(Collection entries)
—————
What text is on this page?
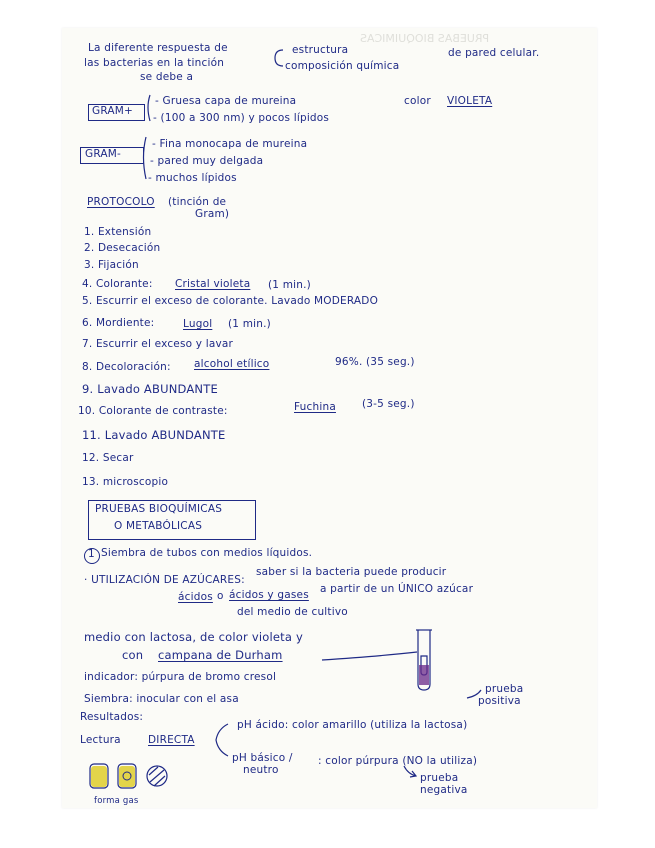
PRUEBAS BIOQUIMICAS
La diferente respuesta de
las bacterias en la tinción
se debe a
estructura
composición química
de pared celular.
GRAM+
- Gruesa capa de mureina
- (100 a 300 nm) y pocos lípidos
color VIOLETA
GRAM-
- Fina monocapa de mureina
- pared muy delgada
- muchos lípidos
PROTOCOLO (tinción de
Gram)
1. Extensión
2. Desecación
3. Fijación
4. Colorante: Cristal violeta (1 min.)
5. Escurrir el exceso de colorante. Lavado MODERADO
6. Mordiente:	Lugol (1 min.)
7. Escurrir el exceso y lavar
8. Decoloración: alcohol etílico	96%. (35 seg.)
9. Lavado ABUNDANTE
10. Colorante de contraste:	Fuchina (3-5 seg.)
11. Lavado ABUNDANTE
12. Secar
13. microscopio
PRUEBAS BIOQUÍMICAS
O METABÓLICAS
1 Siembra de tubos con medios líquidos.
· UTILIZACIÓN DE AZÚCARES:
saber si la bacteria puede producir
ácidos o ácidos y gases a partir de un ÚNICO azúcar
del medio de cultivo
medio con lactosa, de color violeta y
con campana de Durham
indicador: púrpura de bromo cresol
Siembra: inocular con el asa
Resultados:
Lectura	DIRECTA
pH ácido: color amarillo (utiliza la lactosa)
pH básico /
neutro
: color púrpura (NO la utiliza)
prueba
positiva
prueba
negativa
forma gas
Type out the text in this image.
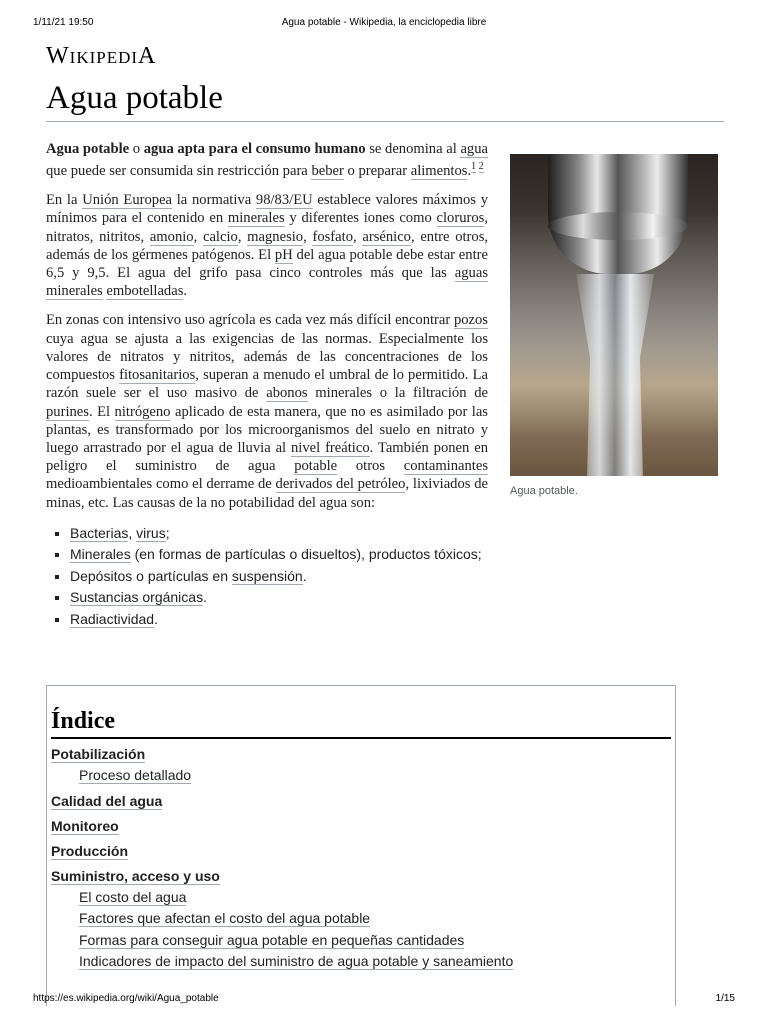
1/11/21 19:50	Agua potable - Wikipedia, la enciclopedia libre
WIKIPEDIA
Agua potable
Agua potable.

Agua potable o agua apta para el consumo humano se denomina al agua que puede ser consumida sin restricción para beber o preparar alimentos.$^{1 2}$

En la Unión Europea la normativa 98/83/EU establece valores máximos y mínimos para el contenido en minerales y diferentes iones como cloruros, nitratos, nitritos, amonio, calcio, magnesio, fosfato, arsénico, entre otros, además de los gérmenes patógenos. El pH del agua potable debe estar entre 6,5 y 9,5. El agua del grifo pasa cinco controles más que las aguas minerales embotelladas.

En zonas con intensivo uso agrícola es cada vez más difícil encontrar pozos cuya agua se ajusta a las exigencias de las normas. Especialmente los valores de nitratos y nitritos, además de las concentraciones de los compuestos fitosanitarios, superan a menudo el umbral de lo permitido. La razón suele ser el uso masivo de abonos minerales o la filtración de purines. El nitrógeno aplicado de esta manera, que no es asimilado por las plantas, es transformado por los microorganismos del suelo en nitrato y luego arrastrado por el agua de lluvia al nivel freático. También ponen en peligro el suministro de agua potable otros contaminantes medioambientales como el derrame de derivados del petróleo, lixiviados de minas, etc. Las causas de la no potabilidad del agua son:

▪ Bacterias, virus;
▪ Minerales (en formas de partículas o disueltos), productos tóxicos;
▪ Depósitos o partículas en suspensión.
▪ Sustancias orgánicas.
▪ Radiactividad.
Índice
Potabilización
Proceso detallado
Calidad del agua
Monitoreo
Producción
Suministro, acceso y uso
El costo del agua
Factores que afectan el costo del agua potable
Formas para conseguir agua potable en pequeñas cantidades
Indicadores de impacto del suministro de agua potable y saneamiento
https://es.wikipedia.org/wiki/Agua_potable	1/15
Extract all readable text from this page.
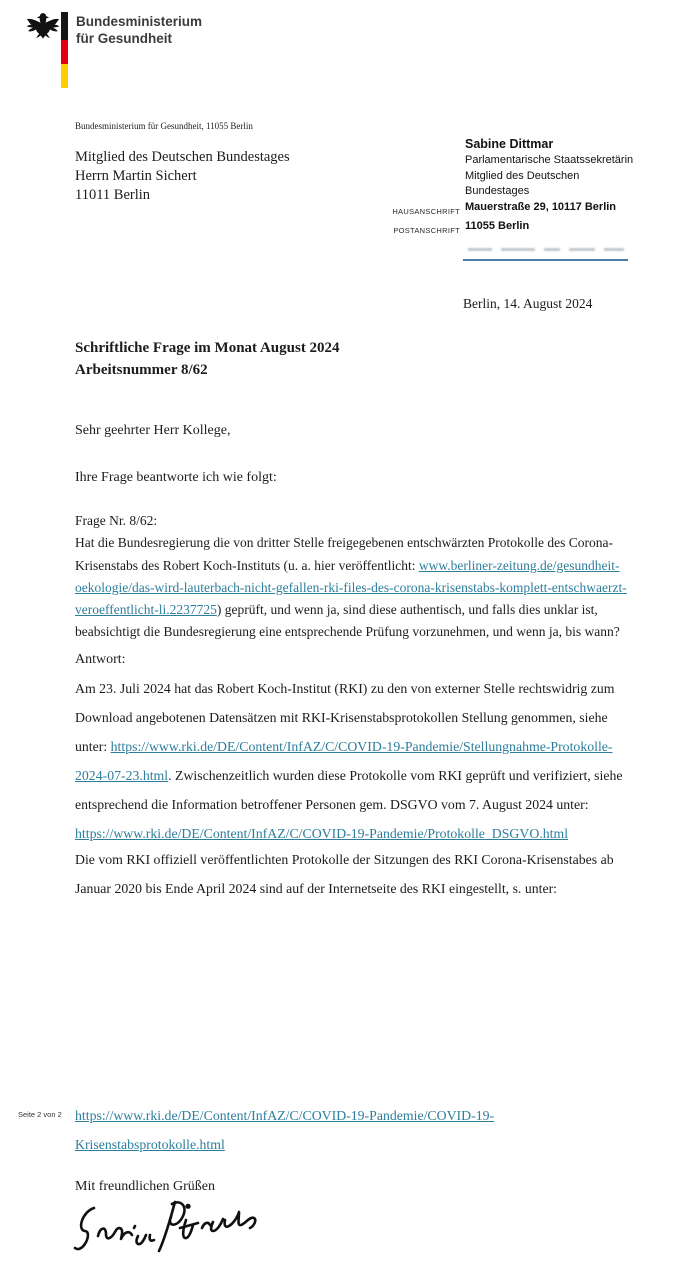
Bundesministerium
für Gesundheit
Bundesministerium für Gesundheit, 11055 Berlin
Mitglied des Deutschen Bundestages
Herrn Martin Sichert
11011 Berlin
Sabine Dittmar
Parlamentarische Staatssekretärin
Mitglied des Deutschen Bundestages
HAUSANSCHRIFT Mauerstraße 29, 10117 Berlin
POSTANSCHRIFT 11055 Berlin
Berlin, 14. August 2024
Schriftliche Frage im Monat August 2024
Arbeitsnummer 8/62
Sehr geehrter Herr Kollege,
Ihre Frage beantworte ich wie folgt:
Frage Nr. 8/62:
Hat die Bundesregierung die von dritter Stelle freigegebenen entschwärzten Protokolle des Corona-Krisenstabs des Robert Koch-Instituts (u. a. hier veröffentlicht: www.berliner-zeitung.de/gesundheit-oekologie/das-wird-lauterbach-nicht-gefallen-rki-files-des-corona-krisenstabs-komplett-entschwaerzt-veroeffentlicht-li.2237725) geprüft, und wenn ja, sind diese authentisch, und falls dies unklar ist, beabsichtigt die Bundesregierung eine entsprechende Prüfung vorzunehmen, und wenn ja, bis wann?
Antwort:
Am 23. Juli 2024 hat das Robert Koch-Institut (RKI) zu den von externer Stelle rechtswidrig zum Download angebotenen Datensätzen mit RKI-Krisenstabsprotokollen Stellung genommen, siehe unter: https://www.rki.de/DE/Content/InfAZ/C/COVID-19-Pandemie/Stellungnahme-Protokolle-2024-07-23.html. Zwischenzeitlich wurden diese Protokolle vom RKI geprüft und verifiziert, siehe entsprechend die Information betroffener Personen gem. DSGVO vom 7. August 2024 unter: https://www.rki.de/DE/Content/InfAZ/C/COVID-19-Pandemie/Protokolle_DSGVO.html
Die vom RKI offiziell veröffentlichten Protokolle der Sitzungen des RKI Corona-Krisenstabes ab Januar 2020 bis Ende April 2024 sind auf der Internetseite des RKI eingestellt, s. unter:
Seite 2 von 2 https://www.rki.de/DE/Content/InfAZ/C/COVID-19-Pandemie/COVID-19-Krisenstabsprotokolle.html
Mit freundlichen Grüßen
—————
Extract every line above that contains the word "otros".

En la Unión Europea la normativa 98/83/EU establece valores máximos y mínimos para el contenido en minerales y diferentes iones como cloruros, nitratos, nitritos, amonio, calcio, magnesio, fosfato, arsénico, entre otros, además de los gérmenes patógenos. El pH del agua potable debe estar entre 6,5 y 9,5. El agua del grifo pasa cinco controles más que las aguas minerales embotelladas.
En zonas con intensivo uso agrícola es cada vez más difícil encontrar pozos cuya agua se ajusta a las exigencias de las normas. Especialmente los valores de nitratos y nitritos, además de las concentraciones de los compuestos fitosanitarios, superan a menudo el umbral de lo permitido. La razón suele ser el uso masivo de abonos minerales o la filtración de purines. El nitrógeno aplicado de esta manera, que no es asimilado por las plantas, es transformado por los microorganismos del suelo en nitrato y luego arrastrado por el agua de lluvia al nivel freático. También ponen en peligro el suministro de agua potable otros contaminantes medioambientales como el derrame de derivados del petróleo, lixiviados de minas, etc. Las causas de la no potabilidad del agua son:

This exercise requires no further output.